**What to do:**
Return the number of lines that include the string "this", without any other text.
## begin
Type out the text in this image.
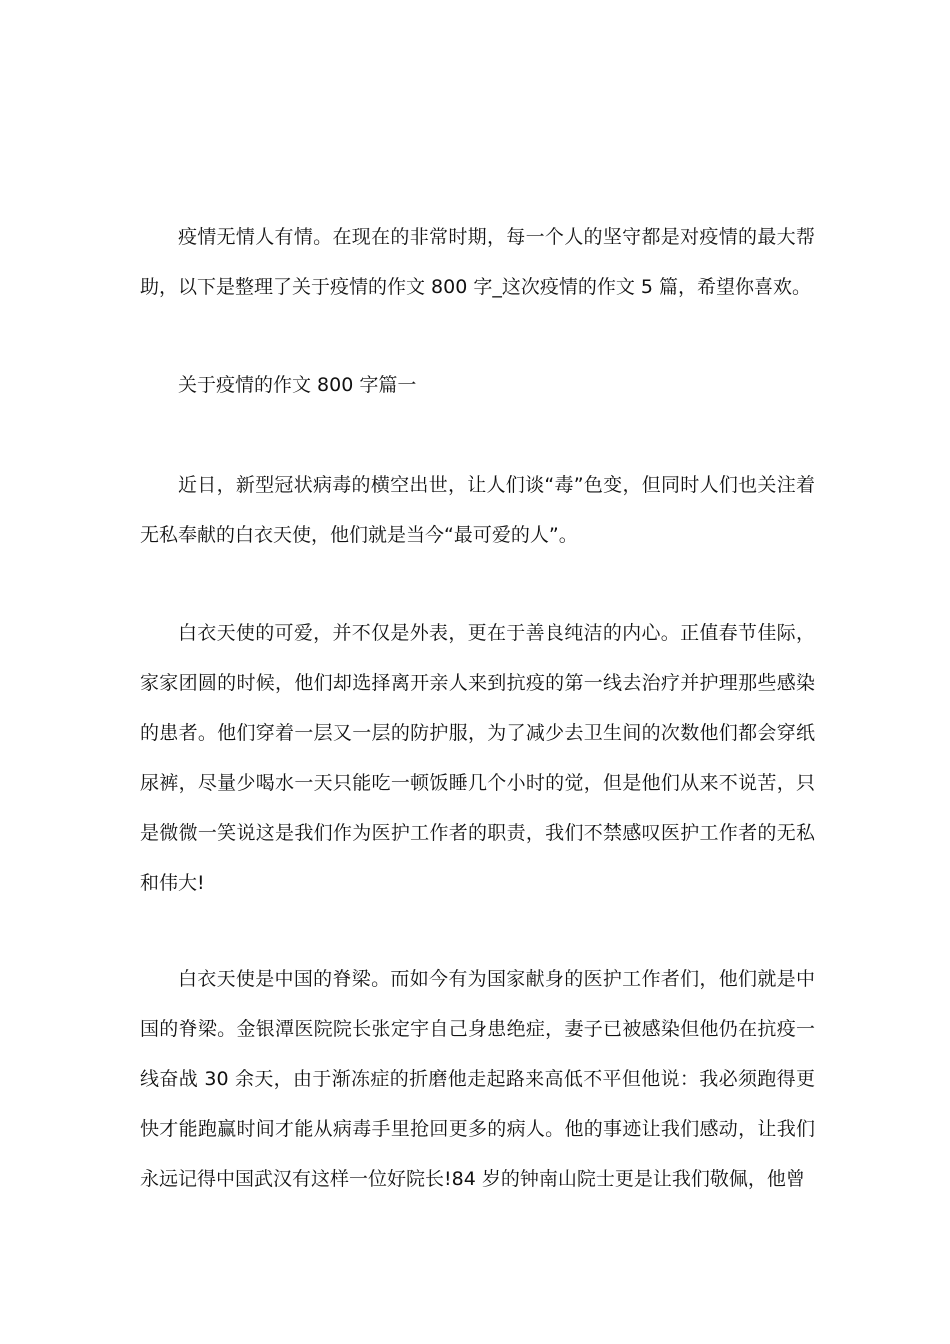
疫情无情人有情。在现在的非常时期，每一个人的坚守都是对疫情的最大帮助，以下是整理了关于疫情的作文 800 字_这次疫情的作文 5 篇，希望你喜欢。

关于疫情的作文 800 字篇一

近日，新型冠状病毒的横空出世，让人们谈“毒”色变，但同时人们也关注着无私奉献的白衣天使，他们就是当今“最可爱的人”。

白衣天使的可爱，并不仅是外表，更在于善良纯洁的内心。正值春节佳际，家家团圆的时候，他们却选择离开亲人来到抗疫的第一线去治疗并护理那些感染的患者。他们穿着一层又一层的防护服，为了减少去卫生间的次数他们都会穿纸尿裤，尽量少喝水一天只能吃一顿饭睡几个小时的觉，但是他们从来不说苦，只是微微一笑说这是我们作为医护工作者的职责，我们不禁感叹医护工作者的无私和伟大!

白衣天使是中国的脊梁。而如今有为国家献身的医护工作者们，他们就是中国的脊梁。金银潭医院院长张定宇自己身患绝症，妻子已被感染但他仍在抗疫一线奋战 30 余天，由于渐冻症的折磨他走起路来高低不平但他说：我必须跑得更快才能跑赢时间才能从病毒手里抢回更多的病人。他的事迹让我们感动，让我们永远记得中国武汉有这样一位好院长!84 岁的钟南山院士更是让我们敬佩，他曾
## end
## begin
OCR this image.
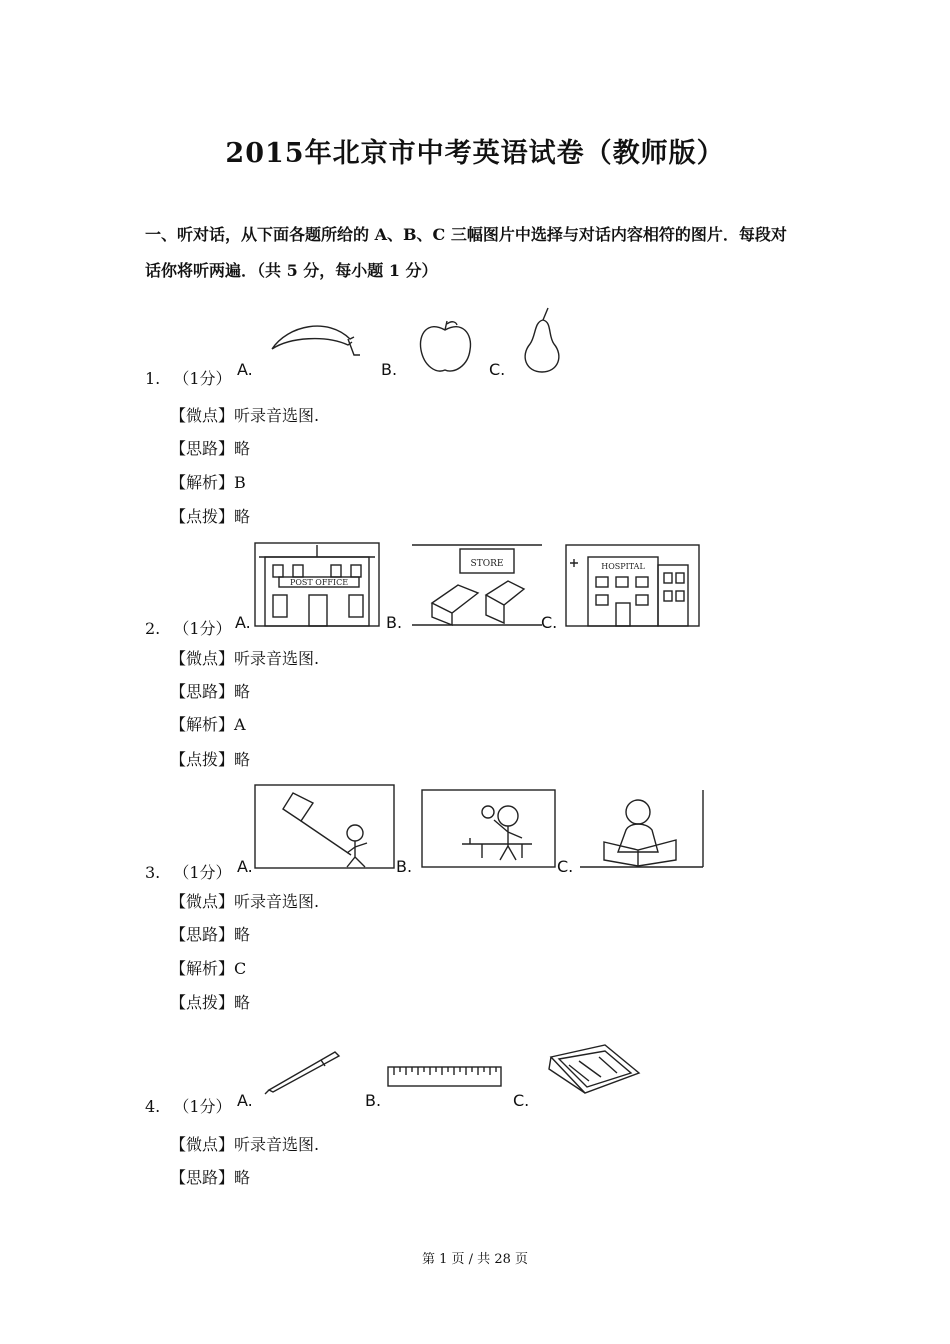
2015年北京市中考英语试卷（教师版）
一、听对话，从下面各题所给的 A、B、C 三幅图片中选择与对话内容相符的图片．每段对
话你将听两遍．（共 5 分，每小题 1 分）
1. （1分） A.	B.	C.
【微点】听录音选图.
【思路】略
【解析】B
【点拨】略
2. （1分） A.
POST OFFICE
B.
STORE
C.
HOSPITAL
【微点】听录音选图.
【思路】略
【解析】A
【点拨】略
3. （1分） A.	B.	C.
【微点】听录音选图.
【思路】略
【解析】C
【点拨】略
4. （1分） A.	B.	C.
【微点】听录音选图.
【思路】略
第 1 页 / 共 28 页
## end
**Answer below:**
2